■ AUFGABE A
Nenne sämtliche Ausdrücke, die im Textauszug über Schröders Besuch in Peking in Anführungszeichen stehen.
■ AUFGABE B
Kopiere aus dem Textauszug über Schröders Besuch in Peking unverändert den Abschnitt, der mit den Worten „So endet der“ beginnt und mit „den Gastgebern leicht.“ schließt.

■ TEXTAUSZUG
↓↓↓

Nie zuvor in der von Kolonialismus und ideologischen Grabenkämpfen gekennzeichneten Geschichte der Beziehungen zwischen China und dem Westen ist ein westlicher Regierungschef so bescheiden und demutsvoll in Peking aufgetreten wie der Kanzler während seines eintägigen Arbeitsbesuchs am Mittwoch. Schröder geht es um den „Anstand in der Weltpolitik“, als er mit einer „Entschuldigung ohne Wenn und Aber“ sein Stelldichein bei den kommunistischen Parteiführern gibt. Kein Small talk entweicht zur Begrüßung seinen Lippen, kein Lächeln versüßt die Botschaft. Schröder ist angekommen bei einer Nation, deren „moralische Empörung“ man nach seinen Worten nicht unterschätzen darf.
So endet der „Gang nach Canossa“, als der sich die Reise unter dem Eindruck landesweiter Massenproteste zunächst präsentierte, mit einem versöhnlichen Gipfelgespräch. Partei- und Staatschef Jiang Zemin selbst wechselt den Tonfall, als er am Abend im Staatsgästehaus Diaoyutai die Delegation mit Handschlag und ein paar deutschen Floskeln begrüßt. Spätestens da ist klar, daß der GAU nicht eintritt. Die KP-Führung will keinen Bruch mit dem Westen. Und ein unprätentiöser Schröder macht es den Gastgebern leicht.
Es hätte anders kommen können. Am Morgen trifft die Kanzlermaschine nur zwei Stunden vor dem Sonderflugzeug in Peking ein, das die Opfer des Nato-Angriffs aus der Belgrader Botschaft nach Hause bringt. Der Flughafen ist mit Trauerblumen geschmückt, und fast wäre die internationale Presse mit dabei gewesen, als weinende Angehörige die drei Urnen die Gangway heruntertragen. Doch in der Nacht zuvor entschied die Pekinger Führung, dem emotionalen Trauerwirbel, der seit Tagen die Öffentlichkeit beherrscht, ein rasches Ende zu setzen. Man will nicht länger Tränen aus Peking um die Welt senden. Weitere Demonstrationen gegen die Nato wurden verboten. „China muß zurück zum normalen Leben finden“, sagt Jiang. Also darf die internationale Presse nicht vom Flughafen berichten. Gestern fehlt das bewegendste Bild vom Vortag in den Zeitungen: Premierminister Zhu Rongji, den die Chinesen bisher als knallharten Managertypen ohne Gefühlsäußerungen kannten, bricht beim Kondolenzbesuch am Mittwoch in Tränen aus.

↑↑↑

■ VORLIEGENDE DATEN
↓↓↓

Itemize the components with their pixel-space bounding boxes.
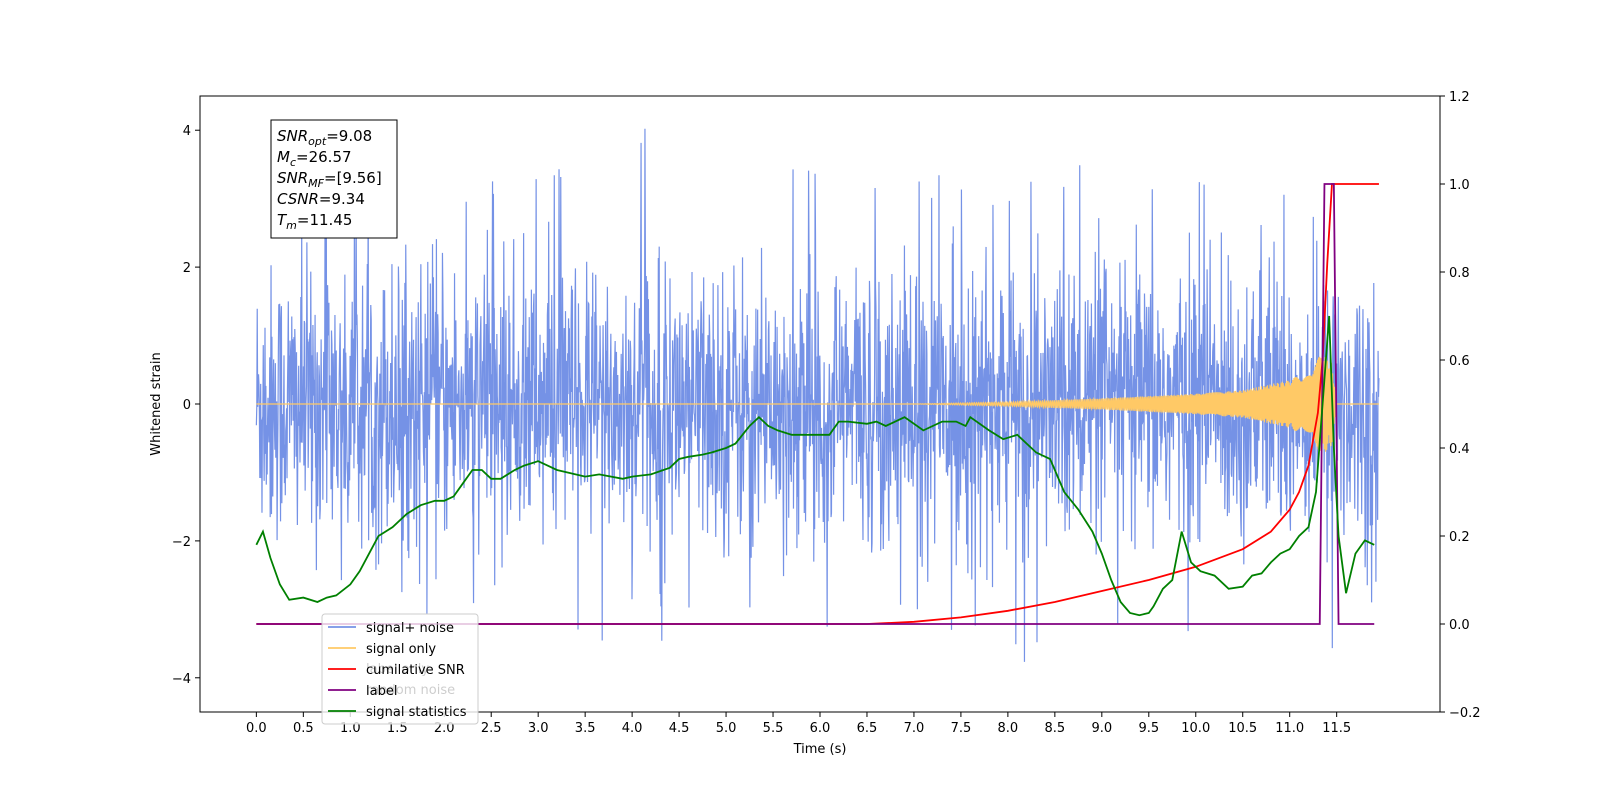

↑↑↑

■ ANTWORT A
- „Anstand in der Weltpolitik“
- „Entschuldigung ohne Wenn und Aber“
- „moralische Empörung“
- „Gang nach Canossa“
- „China muß zurück zum normalen Leben finden“

■ ANTWORT B
So endet der „Gang nach Canossa“, als der sich die Reise unter dem Eindruck landesweiter Massenproteste zunächst präsentierte, mit einem versöhnlichen Gipfelgespräch. Partei- und Staatschef Jiang Zemin selbst wechselt den Tonfall, als er am Abend im Staatsgästehaus Diaoyutai die Delegation mit Handschlag und ein paar deutschen Floskeln begrüßt. Spätestens da ist klar, daß der GAU nicht eintritt. Die KP-Führung will keinen Bruch mit dem Westen. Und ein unprätentiöser Schröder macht es den Gastgebern leicht.